__PASSAGE GIVEN__
----------

Bookmark and Share

Notice: On April 23, 2014, Statalist moved from an email list to a forum, based at statalist.org.


[Date Prev][Date Next][Thread Prev][Thread Next][Date Index][Thread Index]

Re: st: transform data from spell format into ordinary panel data


From   Nick Cox <[email protected]>
To   "[email protected]" <[email protected]>
Subject   Re: st: transform data from spell format into ordinary panel data
Date   Fri, 16 Aug 2013 12:34:53 +0100

Paul is quite right that I overlooked the desire for a balanced panel.

But

1. If the data are unbalanced to start, -fillin- can't replace missing
(strictly, omitted and unknown) values in any other variables. So,
this approach can't convert unbalanced data to balanced. That requires
interpolation, extrapolation or imputation.

2. -fillin panelid spellid- would add in spurious spells. If person 42
experienced just 2 spells, bulking out to 9 spells, or whatever the
maximum was, makes no sense. I guess Paul meant something like -fillin
panelid time-, but point #1 still applies.

Nick
[email protected]


On 16 August 2013 10:32, Seed, Paul <[email protected]> wrote:
> Dear Statalist,
>
> Nick Cox is right as usual;  but Darjusch Tafreschi
> appears to also want a rectangular data set with
> entries also for the months of unemployment.
> One extra line is needed.
>
> ****************************
> ** End Stata code
> ****************************
>
> clear
> input panelid spellid t1 t2
> 1 1 502 503
> 1 2 504 604
> 2 1 502 555
> 2 2 556 600
> 2 3 601 604
> 3 1 550 553
> end
>
> gen nspell = t2 - t1 + 1
> expand nspell
> bysort panelid spellid : gen t = t1[1] + _n - 1
> fillin panelid spellid
>
> ****************************
> ** End Stata code
> ****************************
>
> Date: Thu, 15 Aug 2013 16:55:12 +0100
> From: Nick Cox <[email protected]>
> Subject: Re: st: transform data from spell format into ordinary panel data
>
> Stata is very, very good at these problems. Here is one way, and there
> may be user-written programs or official commands that are even
> quicker.
>
> . input panelid spellid t1 t2
>
>        panelid    spellid         t1         t2
>   1. 1 1 502 503
>   2. 1 2 504 604
>   3. 2 1 502 555
>   4. 2 2 556 600
>   5. 2 3 601 604
>   6. 3 1 550 553
>   7. end
>
> . gen nspell = t2 - t1 + 1
>
> . expand nspell
> (204 observations created)

----------

__MATERIAL PROVIDED__
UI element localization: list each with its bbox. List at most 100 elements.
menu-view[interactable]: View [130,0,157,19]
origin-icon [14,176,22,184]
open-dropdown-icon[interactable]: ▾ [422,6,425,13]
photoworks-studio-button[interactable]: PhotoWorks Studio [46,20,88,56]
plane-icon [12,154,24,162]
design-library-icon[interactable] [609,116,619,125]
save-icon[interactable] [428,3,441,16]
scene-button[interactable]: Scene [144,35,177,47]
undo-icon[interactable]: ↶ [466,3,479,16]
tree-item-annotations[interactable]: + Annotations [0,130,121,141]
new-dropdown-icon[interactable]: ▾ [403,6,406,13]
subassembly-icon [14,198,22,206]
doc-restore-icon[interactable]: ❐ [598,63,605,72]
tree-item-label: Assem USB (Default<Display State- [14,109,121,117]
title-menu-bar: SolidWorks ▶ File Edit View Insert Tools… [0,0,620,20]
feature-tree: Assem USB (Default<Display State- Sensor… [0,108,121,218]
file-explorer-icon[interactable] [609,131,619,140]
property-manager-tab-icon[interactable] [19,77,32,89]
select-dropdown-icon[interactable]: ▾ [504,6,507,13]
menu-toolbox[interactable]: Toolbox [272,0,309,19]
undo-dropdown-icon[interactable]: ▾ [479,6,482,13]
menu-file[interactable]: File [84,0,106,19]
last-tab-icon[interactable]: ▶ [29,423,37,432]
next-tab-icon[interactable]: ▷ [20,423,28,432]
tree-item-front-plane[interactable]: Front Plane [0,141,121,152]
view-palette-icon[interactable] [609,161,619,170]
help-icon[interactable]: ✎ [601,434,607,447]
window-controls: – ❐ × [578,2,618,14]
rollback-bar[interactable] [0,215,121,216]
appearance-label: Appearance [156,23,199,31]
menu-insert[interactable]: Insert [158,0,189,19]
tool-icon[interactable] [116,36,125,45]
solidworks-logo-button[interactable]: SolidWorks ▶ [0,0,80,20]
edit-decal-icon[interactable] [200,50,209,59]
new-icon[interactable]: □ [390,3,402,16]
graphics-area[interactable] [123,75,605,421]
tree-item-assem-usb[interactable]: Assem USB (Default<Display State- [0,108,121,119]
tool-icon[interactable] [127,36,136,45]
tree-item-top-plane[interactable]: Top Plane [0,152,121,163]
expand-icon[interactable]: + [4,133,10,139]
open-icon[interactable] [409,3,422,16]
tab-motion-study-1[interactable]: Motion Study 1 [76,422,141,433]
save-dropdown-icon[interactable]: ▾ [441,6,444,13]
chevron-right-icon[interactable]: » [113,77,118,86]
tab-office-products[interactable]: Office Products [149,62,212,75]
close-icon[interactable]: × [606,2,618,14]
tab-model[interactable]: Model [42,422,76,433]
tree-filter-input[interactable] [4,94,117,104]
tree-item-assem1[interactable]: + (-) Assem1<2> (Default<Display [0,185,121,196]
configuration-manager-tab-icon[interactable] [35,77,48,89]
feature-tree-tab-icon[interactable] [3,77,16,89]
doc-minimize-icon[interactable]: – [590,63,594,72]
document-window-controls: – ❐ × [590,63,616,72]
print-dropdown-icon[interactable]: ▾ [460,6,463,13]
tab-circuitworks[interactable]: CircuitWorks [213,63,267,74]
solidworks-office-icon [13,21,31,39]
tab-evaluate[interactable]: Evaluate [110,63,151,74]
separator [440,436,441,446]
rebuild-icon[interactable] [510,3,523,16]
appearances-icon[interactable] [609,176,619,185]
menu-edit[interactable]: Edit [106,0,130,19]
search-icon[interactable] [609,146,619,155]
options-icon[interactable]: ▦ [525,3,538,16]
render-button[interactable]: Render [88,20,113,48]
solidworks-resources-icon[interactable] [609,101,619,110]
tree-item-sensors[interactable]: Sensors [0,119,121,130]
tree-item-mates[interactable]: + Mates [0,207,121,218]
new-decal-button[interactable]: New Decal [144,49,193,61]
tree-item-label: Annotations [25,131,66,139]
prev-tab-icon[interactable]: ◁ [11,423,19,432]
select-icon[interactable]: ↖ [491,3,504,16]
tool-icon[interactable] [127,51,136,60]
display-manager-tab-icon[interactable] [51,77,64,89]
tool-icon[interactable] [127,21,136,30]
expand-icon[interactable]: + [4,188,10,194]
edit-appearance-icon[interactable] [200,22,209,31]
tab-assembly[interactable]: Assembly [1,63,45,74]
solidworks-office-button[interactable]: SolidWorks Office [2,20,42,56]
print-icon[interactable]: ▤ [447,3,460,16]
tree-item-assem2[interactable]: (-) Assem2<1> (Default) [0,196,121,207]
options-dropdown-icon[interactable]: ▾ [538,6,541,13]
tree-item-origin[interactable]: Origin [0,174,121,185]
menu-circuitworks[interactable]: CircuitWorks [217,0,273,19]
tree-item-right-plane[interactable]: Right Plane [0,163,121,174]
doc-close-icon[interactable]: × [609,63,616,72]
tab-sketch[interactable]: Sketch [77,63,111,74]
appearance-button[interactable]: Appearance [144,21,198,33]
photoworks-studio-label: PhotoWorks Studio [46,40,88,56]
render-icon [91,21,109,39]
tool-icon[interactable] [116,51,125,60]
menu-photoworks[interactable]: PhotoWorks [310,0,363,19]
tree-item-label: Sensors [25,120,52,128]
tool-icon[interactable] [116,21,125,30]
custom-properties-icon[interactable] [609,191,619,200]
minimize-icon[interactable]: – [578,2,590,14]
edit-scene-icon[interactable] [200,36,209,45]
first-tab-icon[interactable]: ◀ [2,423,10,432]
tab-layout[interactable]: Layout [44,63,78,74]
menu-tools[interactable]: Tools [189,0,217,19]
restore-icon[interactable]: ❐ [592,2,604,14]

----------

__TASKS TO COMPLETE__
**A.** List the variable names that the -input- command declares for the example data in the Statalist thread.
**B.** From the Statalist thread, print the passage that starts at the words "On 16 August" and ends after "line is needed.".

__WORKED ANSWERS__
**A.** panelid, spellid, t1, t2

**B.**
On 16 August 2013 10:32, Seed, Paul <[email protected]> wrote:
> Dear Statalist,
>
> Nick Cox is right as usual;  but Darjusch Tafreschi
> appears to also want a rectangular data set with
> entries also for the months of unemployment.
> One extra line is needed.